What is needed. The records below are to be copied word for word, with every picture left out.

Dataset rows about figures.
_ _ _ _

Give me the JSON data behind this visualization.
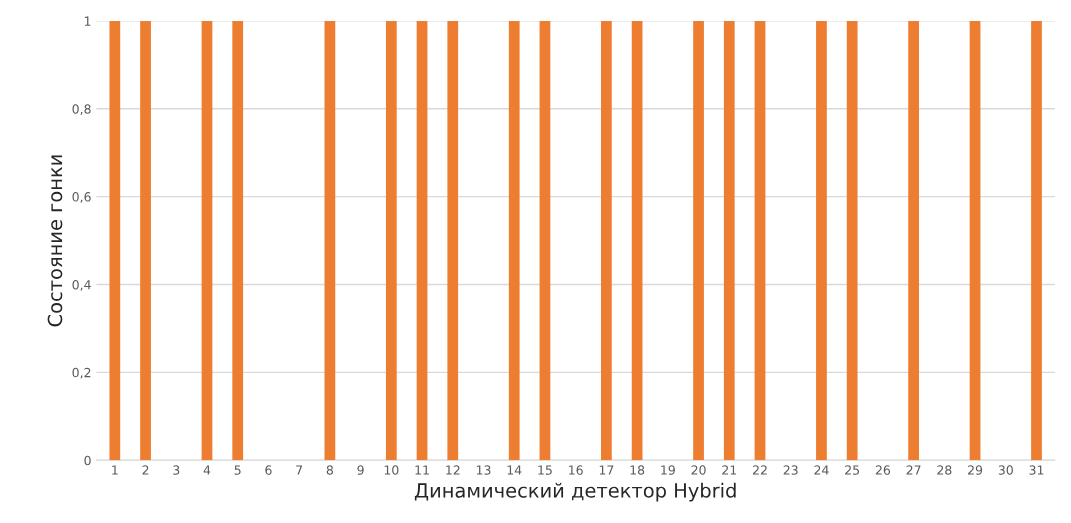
{
  "chart_data": {
    "type": "bar",
    "xlabel": "Динамический детектор Hybrid",
    "ylabel": "Состояние гонки",
    "categories": [
      "1",
      "2",
      "3",
      "4",
      "5",
      "6",
      "7",
      "8",
      "9",
      "10",
      "11",
      "12",
      "13",
      "14",
      "15",
      "16",
      "17",
      "18",
      "19",
      "20",
      "21",
      "22",
      "23",
      "24",
      "25",
      "26",
      "27",
      "28",
      "29",
      "30",
      "31"
    ],
    "values": [
      1,
      1,
      0,
      1,
      1,
      0,
      0,
      1,
      0,
      1,
      1,
      1,
      0,
      1,
      1,
      0,
      1,
      1,
      0,
      1,
      1,
      1,
      0,
      1,
      1,
      0,
      1,
      0,
      1,
      0,
      1
    ],
    "color": "#ed7d31",
    "ylim": [
      0,
      1
    ],
    "yticks": [
      {
        "value": 0,
        "label": "0"
      },
      {
        "value": 0.2,
        "label": "0,2"
      },
      {
        "value": 0.4,
        "label": "0,4"
      },
      {
        "value": 0.6,
        "label": "0,6"
      },
      {
        "value": 0.8,
        "label": "0,8"
      },
      {
        "value": 1,
        "label": "1"
      }
    ],
    "grid": "y"
  }
}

_ _ _ _

Output for this task.
Give me the JSON data behind this visualization.
{
  "chart_data": {
    "type": "bar",
    "xlabel": "Динамический детектор Hybrid",
    "ylabel": "Состояние гонки",
    "categories": [
      "1",
      "2",
      "3",
      "4",
      "5",
      "6",
      "7",
      "8",
      "9",
      "10",
      "11",
      "12",
      "13",
      "14",
      "15",
      "16",
      "17",
      "18",
      "19",
      "20",
      "21",
      "22",
      "23",
      "24",
      "25",
      "26",
      "27",
      "28",
      "29",
      "30",
      "31"
    ],
    "values": [
      1,
      1,
      0,
      1,
      1,
      0,
      0,
      1,
      0,
      1,
      1,
      1,
      0,
      1,
      1,
      0,
      1,
      1,
      0,
      1,
      1,
      1,
      0,
      1,
      1,
      0,
      1,
      0,
      1,
      0,
      1
    ],
    "color": "#ed7d31",
    "ylim": [
      0,
      1
    ],
    "yticks": [
      {
        "value": 0,
        "label": "0"
      },
      {
        "value": 0.2,
        "label": "0,2"
      },
      {
        "value": 0.4,
        "label": "0,4"
      },
      {
        "value": 0.6,
        "label": "0,6"
      },
      {
        "value": 0.8,
        "label": "0,8"
      },
      {
        "value": 1,
        "label": "1"
      }
    ],
    "grid": "y"
  }
}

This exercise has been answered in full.